(Dataset records)
________________________________________
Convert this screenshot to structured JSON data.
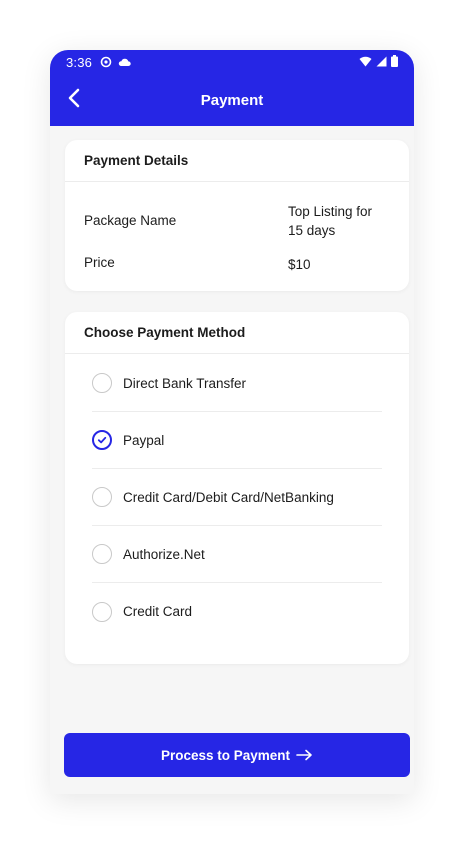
{
  "status_bar": {
    "time": "3:36",
    "icons": [
      "sync-icon",
      "cloud-icon",
      "wifi-icon",
      "signal-icon",
      "battery-icon"
    ]
  },
  "header": {
    "title": "Payment",
    "back_icon": "chevron-left-icon"
  },
  "payment_details": {
    "title": "Payment Details",
    "package_label": "Package Name",
    "package_value_line1": "Top Listing for",
    "package_value_line2": "15 days",
    "price_label": "Price",
    "price_value": "$10"
  },
  "payment_methods": {
    "title": "Choose Payment Method",
    "selected": "Paypal",
    "items": [
      {
        "label": "Direct Bank Transfer",
        "checked": false
      },
      {
        "label": "Paypal",
        "checked": true
      },
      {
        "label": "Credit Card/Debit Card/NetBanking",
        "checked": false
      },
      {
        "label": "Authorize.Net",
        "checked": false
      },
      {
        "label": "Credit Card",
        "checked": false
      }
    ]
  },
  "action": {
    "label": "Process to Payment",
    "icon": "arrow-right-icon"
  },
  "colors": {
    "accent": "#2626e5",
    "background": "#f6f6f6",
    "card": "#ffffff",
    "divider": "#ececec"
  }
}
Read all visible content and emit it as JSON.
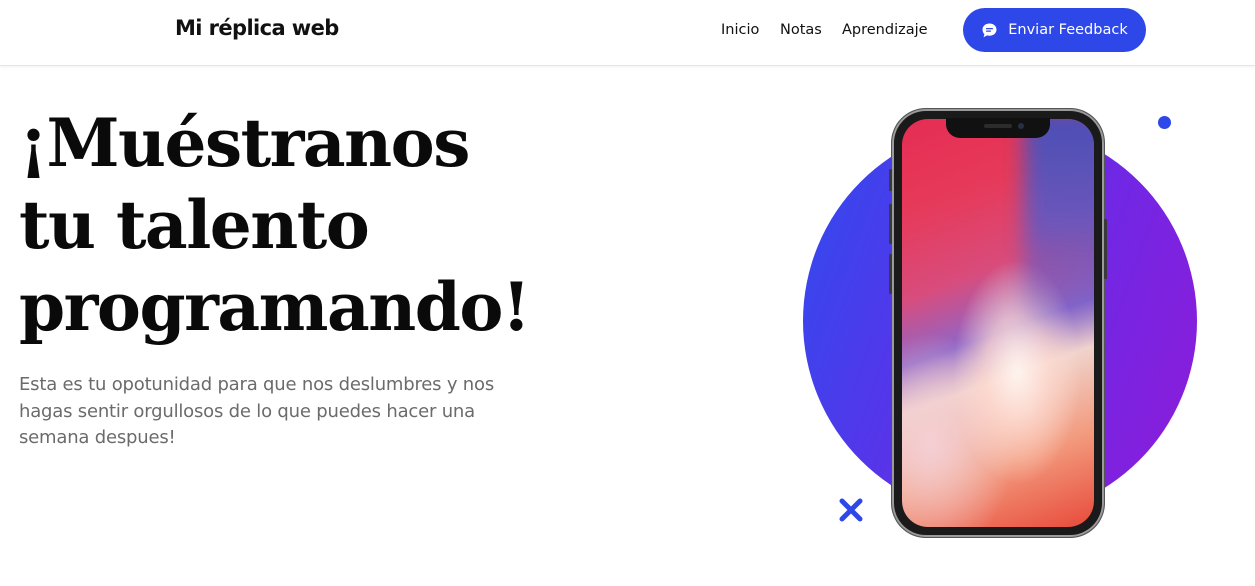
{
  "header": {
    "brand": "Mi réplica web",
    "nav": [
      {
        "label": "Inicio"
      },
      {
        "label": "Notas"
      },
      {
        "label": "Aprendizaje"
      }
    ],
    "cta": {
      "label": "Enviar Feedback",
      "icon": "chat-bubble-icon"
    }
  },
  "hero": {
    "title_lines": [
      "¡Muéstranos",
      "tu talento",
      "programando!"
    ],
    "subtitle": "Esta es tu opotunidad para que nos deslumbres y nos hagas sentir orgullosos de lo que puedes hacer una semana despues!"
  },
  "art": {
    "circle_gradient": [
      "#2f4bef",
      "#8e1bd9"
    ],
    "accent": "#2d47e8",
    "icons": [
      "dot-icon",
      "cross-icon",
      "smartphone-illustration"
    ]
  },
  "colors": {
    "accent": "#2d47e8",
    "text": "#0a0a0a",
    "muted": "#6b6b6b"
  }
}
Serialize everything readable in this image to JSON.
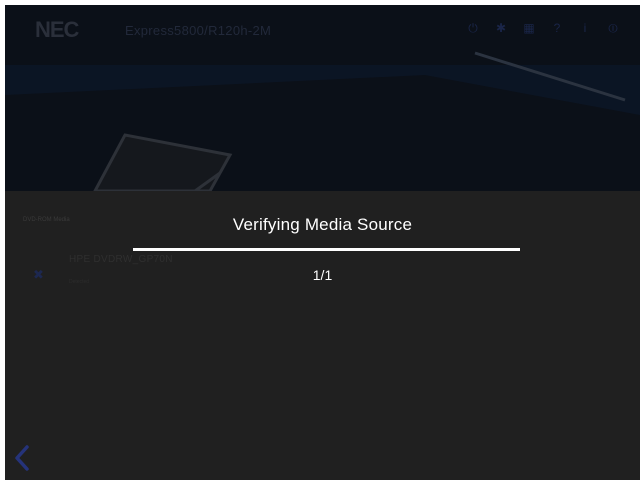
{
  "header": {
    "logo_text": "NEC",
    "model_text": "Express5800/R120h-2M",
    "toolbar_icons": [
      "power-icon",
      "settings-icon",
      "grid-icon",
      "help-icon",
      "info-icon",
      "shutdown-icon"
    ]
  },
  "panel": {
    "section_label": "DVD-ROM Media",
    "device_name": "HPE DVDRW_GP70N",
    "device_status": "Detected",
    "back_icon": "chevron-left-icon"
  },
  "dialog": {
    "title": "Verifying Media Source",
    "progress": 1.0,
    "count_text": "1/1"
  },
  "colors": {
    "background": "#202020",
    "header": "#0b1018",
    "text": "#ffffff",
    "accent_dim": "#1d2850"
  }
}
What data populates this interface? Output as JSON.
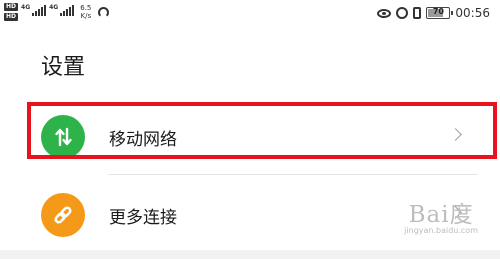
{
  "status_bar": {
    "hd_badge": "HD",
    "network_gen": "4G",
    "net_speed_value": "6.5",
    "net_speed_unit": "K/s",
    "battery_level": "70",
    "time": "00:56"
  },
  "page": {
    "title": "设置"
  },
  "settings_items": [
    {
      "label": "移动网络",
      "icon": "mobile-data-arrows-icon",
      "icon_color": "#2eb34b",
      "highlighted": true
    },
    {
      "label": "更多连接",
      "icon": "link-icon",
      "icon_color": "#f59a18"
    }
  ],
  "highlight_color": "#e8141d",
  "watermark": {
    "logo": "Bai度",
    "url": "jingyan.baidu.com"
  }
}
________________________________________
WHAT TO DO
Make an exact copy of all entries above, dropping the images.

THE RESULT
Convert this screenshot to structured JSON data.
{
  "status_bar": {
    "time": "3:36",
    "icons": [
      "sync-icon",
      "cloud-icon",
      "wifi-icon",
      "signal-icon",
      "battery-icon"
    ]
  },
  "header": {
    "title": "Payment",
    "back_icon": "chevron-left-icon"
  },
  "payment_details": {
    "title": "Payment Details",
    "package_label": "Package Name",
    "package_value_line1": "Top Listing for",
    "package_value_line2": "15 days",
    "price_label": "Price",
    "price_value": "$10"
  },
  "payment_methods": {
    "title": "Choose Payment Method",
    "selected": "Paypal",
    "items": [
      {
        "label": "Direct Bank Transfer",
        "checked": false
      },
      {
        "label": "Paypal",
        "checked": true
      },
      {
        "label": "Credit Card/Debit Card/NetBanking",
        "checked": false
      },
      {
        "label": "Authorize.Net",
        "checked": false
      },
      {
        "label": "Credit Card",
        "checked": false
      }
    ]
  },
  "action": {
    "label": "Process to Payment",
    "icon": "arrow-right-icon"
  },
  "colors": {
    "accent": "#2626e5",
    "background": "#f6f6f6",
    "card": "#ffffff",
    "divider": "#ececec"
  }
}
Read all visible content and emit it as JSON.
{
  "header": {
    "brand": "Mi réplica web",
    "nav": [
      {
        "label": "Inicio"
      },
      {
        "label": "Notas"
      },
      {
        "label": "Aprendizaje"
      }
    ],
    "cta": {
      "label": "Enviar Feedback",
      "icon": "chat-bubble-icon"
    }
  },
  "hero": {
    "title_lines": [
      "¡Muéstranos",
      "tu talento",
      "programando!"
    ],
    "subtitle": "Esta es tu opotunidad para que nos deslumbres y nos hagas sentir orgullosos de lo que puedes hacer una semana despues!"
  },
  "art": {
    "circle_gradient": [
      "#2f4bef",
      "#8e1bd9"
    ],
    "accent": "#2d47e8",
    "icons": [
      "dot-icon",
      "cross-icon",
      "smartphone-illustration"
    ]
  },
  "colors": {
    "accent": "#2d47e8",
    "text": "#0a0a0a",
    "muted": "#6b6b6b"
  }
}
Serialize everything readable in this image to JSON.
{
  "header": {
    "logo_text": "NEC",
    "model_text": "Express5800/R120h-2M",
    "toolbar_icons": [
      "power-icon",
      "settings-icon",
      "grid-icon",
      "help-icon",
      "info-icon",
      "shutdown-icon"
    ]
  },
  "panel": {
    "section_label": "DVD-ROM Media",
    "device_name": "HPE DVDRW_GP70N",
    "device_status": "Detected",
    "back_icon": "chevron-left-icon"
  },
  "dialog": {
    "title": "Verifying Media Source",
    "progress": 1.0,
    "count_text": "1/1"
  },
  "colors": {
    "background": "#202020",
    "header": "#0b1018",
    "text": "#ffffff",
    "accent_dim": "#1d2850"
  }
}
What data populates this interface? Output as JSON.
{
  "status_bar": {
    "hd_badge": "HD",
    "network_gen": "4G",
    "net_speed_value": "6.5",
    "net_speed_unit": "K/s",
    "battery_level": "70",
    "time": "00:56"
  },
  "page": {
    "title": "设置"
  },
  "settings_items": [
    {
      "label": "移动网络",
      "icon": "mobile-data-arrows-icon",
      "icon_color": "#2eb34b",
      "highlighted": true
    },
    {
      "label": "更多连接",
      "icon": "link-icon",
      "icon_color": "#f59a18"
    }
  ],
  "highlight_color": "#e8141d",
  "watermark": {
    "logo": "Bai度",
    "url": "jingyan.baidu.com"
  }
}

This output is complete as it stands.